┌─ SOURCE TEXT

Forums

Topic: Games You Recently Beat?

Posts 1,801 to 1,820 of 3,938

Ralizah

@Glitchling78 I had a harder time with the samurai boss to the West. Felt like I was playing Dark Souls at that point.

[Edited by Ralizah]

Currently Playing: Resident Evil Village: Gold Edition

TimelessJubilee

Finished Zombi, the ex Wiiu exclusive that was formerly named ZombiU that first was an alien game called Killer Freaks from Outer Space. ZombiU has quite the backstory. Anyway, I Finished it twice on Wiiu(standard and Survival), once on XB1, and now on PS4. It's a unique decent experience. Brutal at times, the game throws you into situations that push you to a corner with little room for error, which is excellent! ZombiU is a survival horror game, after all. And the guns are decent, and they feel alright could be better. The cricket bat is a necessary tool but gets tiresome and repetitive by the second half of the game. Can't upgrade. And you can't get another better melee weapon. The ports fix this problem(or so I thought). And at times, it's very tense and horrifying. An area I passed through multiple times in multiple playthroughs still had me quaking in my boots(won't spoil it, it's worth going there blind).

Regardless of my enjoyment, The game still has a tone of flaws—original and ports(I'll get to these disappointments later). The game is muddy, disgusting, and it might be a massive turn-off for new people. Glitches everywhere! Zombies phasing out of walls, some stuck on doors, and some are unkillable! I had these problems with the Wiiu version, and it ruined my survival mode playthrough. Three times! So these glitches are no joke. And it's just not exclusive to zombies; sounds glitches plague the experience. Tracks that appear after a fight, or arise out of nowhere! It has freaked me out a couple of times. The cricket bat is awful; let me explain. It's too weak, and it pushes the zombies too far away from you, and this game has you on places with ladders or in high places. So I think you got the idea where I'm going with this. The cricket bat pushes the zombies, and they fall to the floor. So now you have to go all the way down praying the zombie doesn't instakill you while you're climbing down or fall damage doesn't kill you as well. Cause the zombies instakill you when they grab you(you'll be able to combat this if you progress enough).

└─
┌─ INFORMATION SHOWN

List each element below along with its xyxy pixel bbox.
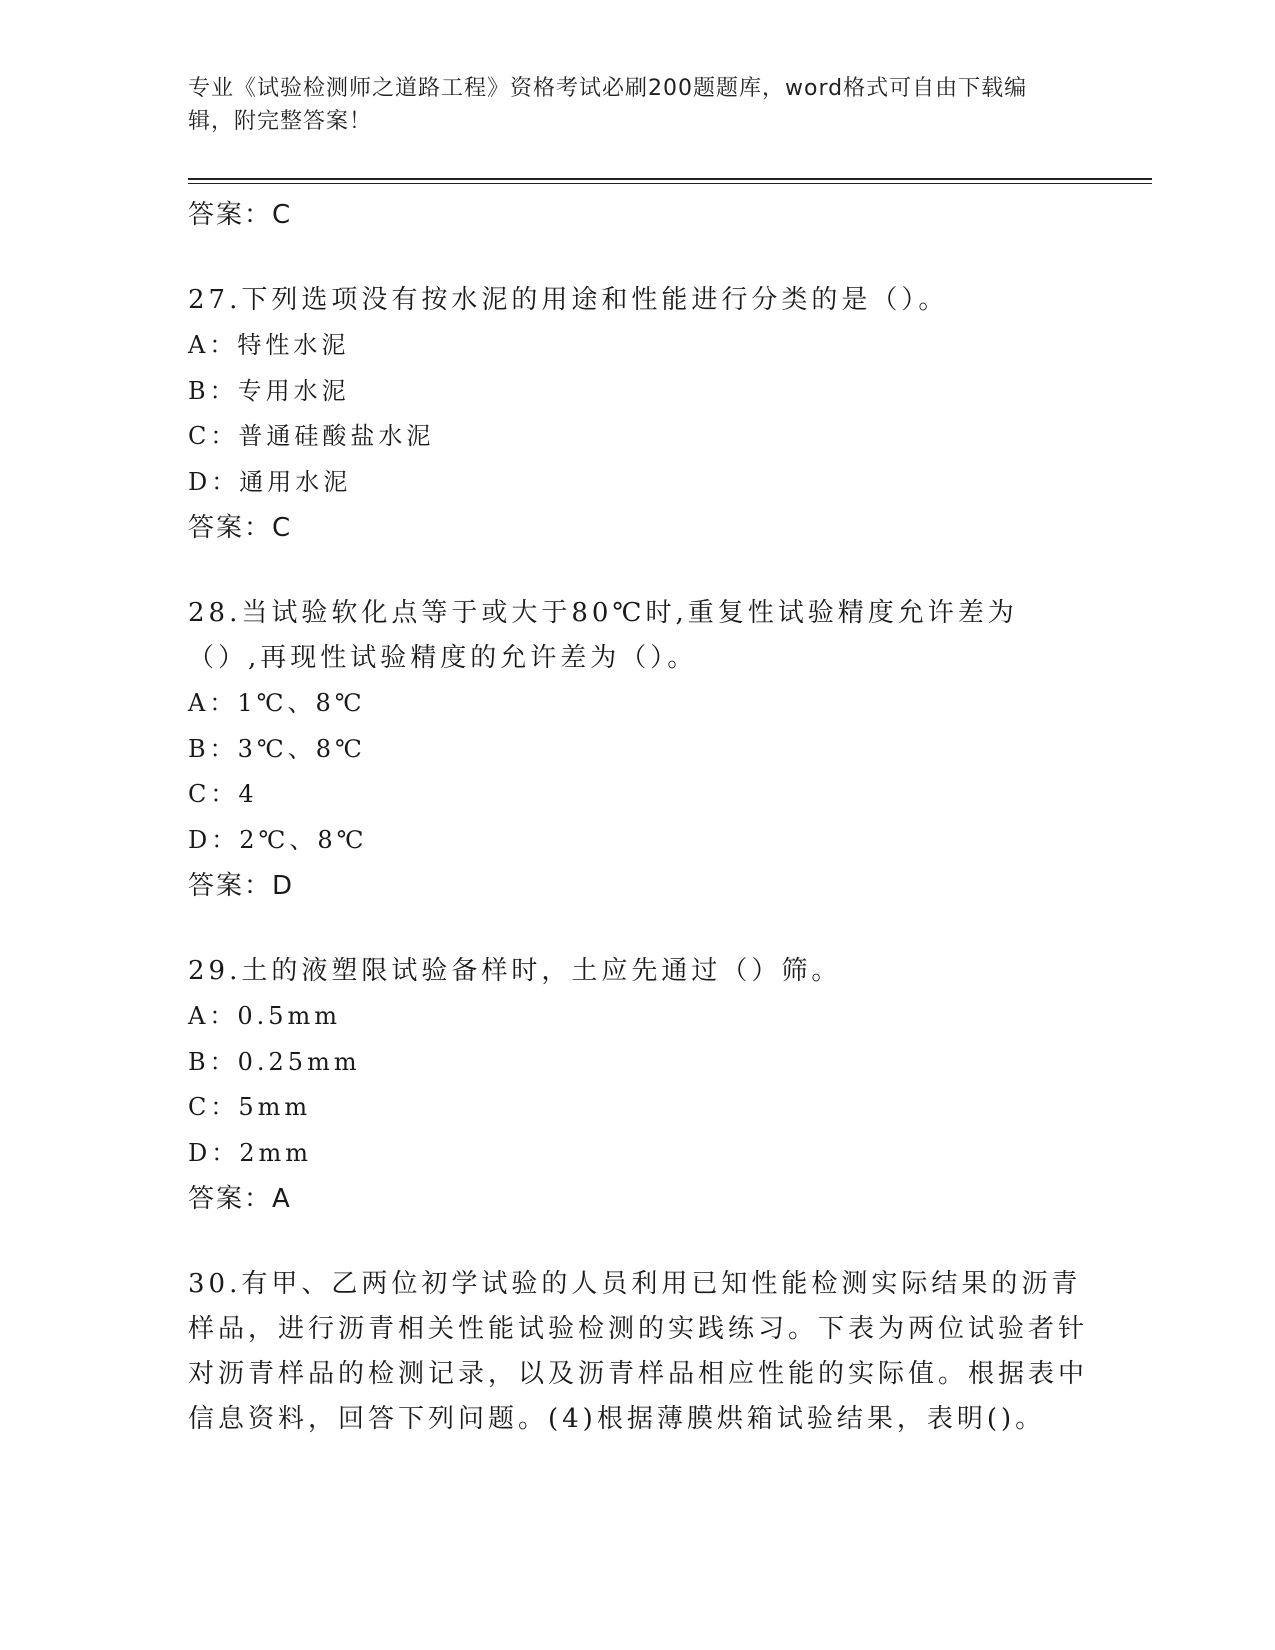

└─

▶ [TASKS]:
- A) Transcribe the passage of the forum thread that begins at the words "Posts 1,801 to" and stops after the words "at that point.".
- B) According to the forum thread, what was Zombi originally, before it was named ZombiU?

▶ [SOLUTIONS FOR EACH TASK]:
- A)
Posts 1,801 to 1,820 of 3,938

Ralizah

@Glitchling78 I had a harder time with the samurai boss to the West. Felt like I was playing Dark Souls at that point.

- B) An alien game called Killer Freaks from Outer Space.